TO DO: Check each line below for the word "this" and give the number of lines that have it, nothing more.

(Data listing)
** BEGIN **

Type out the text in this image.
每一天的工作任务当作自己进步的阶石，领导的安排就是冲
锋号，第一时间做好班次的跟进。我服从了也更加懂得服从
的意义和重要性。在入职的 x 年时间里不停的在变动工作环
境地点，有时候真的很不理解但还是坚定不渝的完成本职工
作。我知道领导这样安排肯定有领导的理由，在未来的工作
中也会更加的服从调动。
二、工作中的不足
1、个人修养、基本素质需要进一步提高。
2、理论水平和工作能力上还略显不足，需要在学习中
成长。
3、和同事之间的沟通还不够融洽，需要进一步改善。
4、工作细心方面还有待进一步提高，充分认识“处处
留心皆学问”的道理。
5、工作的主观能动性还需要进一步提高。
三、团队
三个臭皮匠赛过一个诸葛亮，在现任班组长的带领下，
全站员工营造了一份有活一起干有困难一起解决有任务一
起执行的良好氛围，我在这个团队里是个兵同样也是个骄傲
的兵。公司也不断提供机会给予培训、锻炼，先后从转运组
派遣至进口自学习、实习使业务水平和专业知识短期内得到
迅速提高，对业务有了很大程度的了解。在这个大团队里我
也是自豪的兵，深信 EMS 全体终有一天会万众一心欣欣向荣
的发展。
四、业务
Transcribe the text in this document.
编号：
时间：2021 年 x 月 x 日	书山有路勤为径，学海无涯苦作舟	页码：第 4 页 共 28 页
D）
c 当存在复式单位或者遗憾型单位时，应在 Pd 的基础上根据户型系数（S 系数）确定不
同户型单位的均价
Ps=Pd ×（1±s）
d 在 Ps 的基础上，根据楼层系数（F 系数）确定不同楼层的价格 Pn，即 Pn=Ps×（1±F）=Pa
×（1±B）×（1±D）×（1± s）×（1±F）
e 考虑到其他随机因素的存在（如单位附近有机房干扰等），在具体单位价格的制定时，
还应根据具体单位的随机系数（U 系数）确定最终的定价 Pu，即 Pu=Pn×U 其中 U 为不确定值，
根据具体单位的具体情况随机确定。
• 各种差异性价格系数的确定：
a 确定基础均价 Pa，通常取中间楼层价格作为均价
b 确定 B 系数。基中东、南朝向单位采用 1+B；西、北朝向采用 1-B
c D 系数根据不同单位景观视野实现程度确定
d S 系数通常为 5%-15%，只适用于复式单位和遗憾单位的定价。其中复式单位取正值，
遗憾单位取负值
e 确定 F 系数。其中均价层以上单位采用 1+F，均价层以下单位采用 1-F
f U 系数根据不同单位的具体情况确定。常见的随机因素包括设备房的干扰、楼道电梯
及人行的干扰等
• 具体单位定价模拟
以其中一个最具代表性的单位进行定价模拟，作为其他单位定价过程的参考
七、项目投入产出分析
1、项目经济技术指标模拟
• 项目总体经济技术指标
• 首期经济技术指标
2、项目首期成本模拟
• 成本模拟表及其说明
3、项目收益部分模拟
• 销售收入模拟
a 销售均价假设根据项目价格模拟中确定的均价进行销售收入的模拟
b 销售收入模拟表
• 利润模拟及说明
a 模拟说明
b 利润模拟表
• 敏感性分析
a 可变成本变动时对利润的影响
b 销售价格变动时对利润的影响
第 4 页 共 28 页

** END **

WRITTEN RESPONSE: 2